|Written by Sherry|
|Wednesday, 21 November 2007 06:19|
But it's the day before Thanksgiving, 22 degrees and snowing here in Colorado Springs. Which means its fruitcake time!
Because if you are going to make it this year and have time for it to age beautifully in that bath of brandy, you have to start thinking about it now.
First of all, we must deal with the great, universal fruitcake question.
The answer seems to be that human beings just like what happens when you stuff a cake full of fruit and nuts. From the History of Fruitcake:
The oldest reference that can be found regarding a fruitcake dates back to Roman times. The recipe included pomegranate seeds. Pine nuts, and raisins that were mixed into barley mash. Honey, spices, and preserved fruits were added during the Middle Ages. Crusaders and hunters were reported to have carried this type of cake to sustain themselves over long periods of time away from home.
1400s - The British began their love affair with fruitcake when dried fruits from the Mediterranean first arrived.

• LISTING:
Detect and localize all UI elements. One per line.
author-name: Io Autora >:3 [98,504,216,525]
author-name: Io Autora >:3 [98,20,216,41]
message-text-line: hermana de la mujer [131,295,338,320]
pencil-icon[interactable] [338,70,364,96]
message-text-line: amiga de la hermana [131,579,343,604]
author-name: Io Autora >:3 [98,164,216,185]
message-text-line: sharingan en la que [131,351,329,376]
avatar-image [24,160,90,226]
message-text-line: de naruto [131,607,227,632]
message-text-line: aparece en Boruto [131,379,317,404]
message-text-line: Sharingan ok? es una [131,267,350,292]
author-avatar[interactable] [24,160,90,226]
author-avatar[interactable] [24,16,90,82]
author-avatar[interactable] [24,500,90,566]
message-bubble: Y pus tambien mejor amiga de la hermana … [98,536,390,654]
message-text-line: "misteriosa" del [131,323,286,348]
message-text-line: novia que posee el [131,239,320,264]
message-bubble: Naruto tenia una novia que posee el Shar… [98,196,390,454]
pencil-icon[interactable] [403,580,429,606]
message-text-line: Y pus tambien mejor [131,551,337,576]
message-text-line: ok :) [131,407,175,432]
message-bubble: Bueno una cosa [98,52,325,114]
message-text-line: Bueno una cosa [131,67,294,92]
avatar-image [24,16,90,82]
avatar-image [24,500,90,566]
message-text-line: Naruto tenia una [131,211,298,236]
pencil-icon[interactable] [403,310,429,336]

• THINGS TO DO:
a - Reproduce, word for word, the part of the fruitcake post that opens with the words containing "Because if you" and closes with "away from home.".
b - Write what comes next in the fruitcake post, picking up after its final sentence.
None of the items is needed for this work.

• RESPONSE LIST:
a -
Because if you are going to make it this year and have time for it to age beautifully in that bath of brandy, you have to start thinking about it now.
First of all, we must deal with the great, universal fruitcake question.
The answer seems to be that human beings just like what happens when you stuff a cake full of fruit and nuts. From the History of Fruitcake:
The oldest reference that can be found regarding a fruitcake dates back to Roman times. The recipe included pomegranate seeds. Pine nuts, and raisins that were mixed into barley mash. Honey, spices, and preserved fruits were added during the Middle Ages. Crusaders and hunters were reported to have carried this type of cake to sustain themselves over long periods of time away from home.

b -
1700s - In Europe, a ceremonial type of fruitcake was baked at the end of the nut harvest and saved and eaten the next year to celebrate the beginning of the next harvest, hoping it will bring them another successful harvest. After the harvest, nuts were mixed and made into a fruitcake that was saved until the following year. At that time, previous year's fruitcakes were consumed in the hope that its symbolism would bring the blessing of another successful harvest
In the early 18th century, fruitcake (called plum cakes) was outlawed entirely throughout Continental Europe. These cakes were considered as "sinfully rich." By the end of the 18th century there were laws restricting the use of plum cake.
Between 1837 and 1901, fruitcake was extremely popular. A Victorian "Tea" would not have been complete without the addition of the fruitcake to the sweet and savory spread. Queen Victoria is said to have waited a year to eat a fruitcake she received for her birthday because she felt it showed restraint, moderation and good taste.
It was the custom in England for unmarried wedding guests to put a slice of the cake, traditionally a dark fruitcake, under their pillow at night so they will dream of the person they will marry.
Those of you who don't like fruitcake can be consoled by the knowledge that it was once outlawed.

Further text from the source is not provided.